▶ **Objective**: Render every line of the records below as a Markdown table with two columns, Row and Line, giving each non-blank line its own numbered row.

|---|

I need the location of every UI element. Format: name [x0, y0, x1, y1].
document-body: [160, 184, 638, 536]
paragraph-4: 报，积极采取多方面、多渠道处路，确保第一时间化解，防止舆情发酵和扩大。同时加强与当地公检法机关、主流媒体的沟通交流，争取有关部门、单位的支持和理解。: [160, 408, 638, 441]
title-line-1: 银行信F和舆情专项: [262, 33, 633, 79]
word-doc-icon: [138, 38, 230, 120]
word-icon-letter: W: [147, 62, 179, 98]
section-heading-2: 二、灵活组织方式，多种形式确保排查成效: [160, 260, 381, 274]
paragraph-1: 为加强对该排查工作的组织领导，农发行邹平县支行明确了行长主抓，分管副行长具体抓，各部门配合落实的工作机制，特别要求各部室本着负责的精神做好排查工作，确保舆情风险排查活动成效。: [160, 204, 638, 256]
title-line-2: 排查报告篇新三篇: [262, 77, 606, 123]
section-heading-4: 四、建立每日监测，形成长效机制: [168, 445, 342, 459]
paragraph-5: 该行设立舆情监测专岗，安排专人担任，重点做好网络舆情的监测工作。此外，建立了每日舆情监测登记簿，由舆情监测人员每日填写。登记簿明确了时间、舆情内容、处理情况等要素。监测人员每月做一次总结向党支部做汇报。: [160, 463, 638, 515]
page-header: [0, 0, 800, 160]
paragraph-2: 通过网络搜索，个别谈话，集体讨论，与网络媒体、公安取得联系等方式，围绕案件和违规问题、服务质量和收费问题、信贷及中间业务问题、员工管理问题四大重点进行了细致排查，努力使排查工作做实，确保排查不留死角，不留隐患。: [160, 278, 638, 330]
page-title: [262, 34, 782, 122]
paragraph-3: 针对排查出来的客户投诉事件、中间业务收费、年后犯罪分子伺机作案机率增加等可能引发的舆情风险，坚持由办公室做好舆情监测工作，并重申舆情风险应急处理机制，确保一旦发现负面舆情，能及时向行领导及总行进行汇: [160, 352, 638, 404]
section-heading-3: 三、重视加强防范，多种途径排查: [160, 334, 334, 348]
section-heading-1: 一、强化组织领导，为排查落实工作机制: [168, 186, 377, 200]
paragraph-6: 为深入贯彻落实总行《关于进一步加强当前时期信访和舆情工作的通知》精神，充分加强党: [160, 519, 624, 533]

|---|

▶ **Response**:
| Row | Line |
|---|---|
| 1 | I need the location of every UI element. Format: name [x0, y0, x1, y1]. |
| 2 | document-body: [160, 184, 638, 536] |
| 3 | paragraph-4: 报，积极采取多方面、多渠道处路，确保第一时间化解，防止舆情发酵和扩大。同时加强与当地公检法机关、主流媒体的沟通交流，争取有关部门、单位的支持和理解。: [160, 408, 638, 441] |
| 4 | title-line-1: 银行信F和舆情专项: [262, 33, 633, 79] |
| 5 | word-doc-icon: [138, 38, 230, 120] |
| 6 | word-icon-letter: W: [147, 62, 179, 98] |
| 7 | section-heading-2: 二、灵活组织方式，多种形式确保排查成效: [160, 260, 381, 274] |
| 8 | paragraph-1: 为加强对该排查工作的组织领导，农发行邹平县支行明确了行长主抓，分管副行长具体抓，各部门配合落实的工作机制，特别要求各部室本着负责的精神做好排查工作，确保舆情风险排查活动成效。: [160, 204, 638, 256] |
| 9 | title-line-2: 排查报告篇新三篇: [262, 77, 606, 123] |
| 10 | section-heading-4: 四、建立每日监测，形成长效机制: [168, 445, 342, 459] |
| 11 | paragraph-5: 该行设立舆情监测专岗，安排专人担任，重点做好网络舆情的监测工作。此外，建立了每日舆情监测登记簿，由舆情监测人员每日填写。登记簿明确了时间、舆情内容、处理情况等要素。监测人员每月做一次总结向党支部做汇报。: [160, 463, 638, 515] |
| 12 | page-header: [0, 0, 800, 160] |
| 13 | paragraph-2: 通过网络搜索，个别谈话，集体讨论，与网络媒体、公安取得联系等方式，围绕案件和违规问题、服务质量和收费问题、信贷及中间业务问题、员工管理问题四大重点进行了细致排查，努力使排查工作做实，确保排查不留死角，不留隐患。: [160, 278, 638, 330] |
| 14 | page-title: [262, 34, 782, 122] |
| 15 | paragraph-3: 针对排查出来的客户投诉事件、中间业务收费、年后犯罪分子伺机作案机率增加等可能引发的舆情风险，坚持由办公室做好舆情监测工作，并重申舆情风险应急处理机制，确保一旦发现负面舆情，能及时向行领导及总行进行汇: [160, 352, 638, 404] |
| 16 | section-heading-3: 三、重视加强防范，多种途径排查: [160, 334, 334, 348] |
| 17 | section-heading-1: 一、强化组织领导，为排查落实工作机制: [168, 186, 377, 200] |
| 18 | paragraph-6: 为深入贯彻落实总行《关于进一步加强当前时期信访和舆情工作的通知》精神，充分加强党: [160, 519, 624, 533] |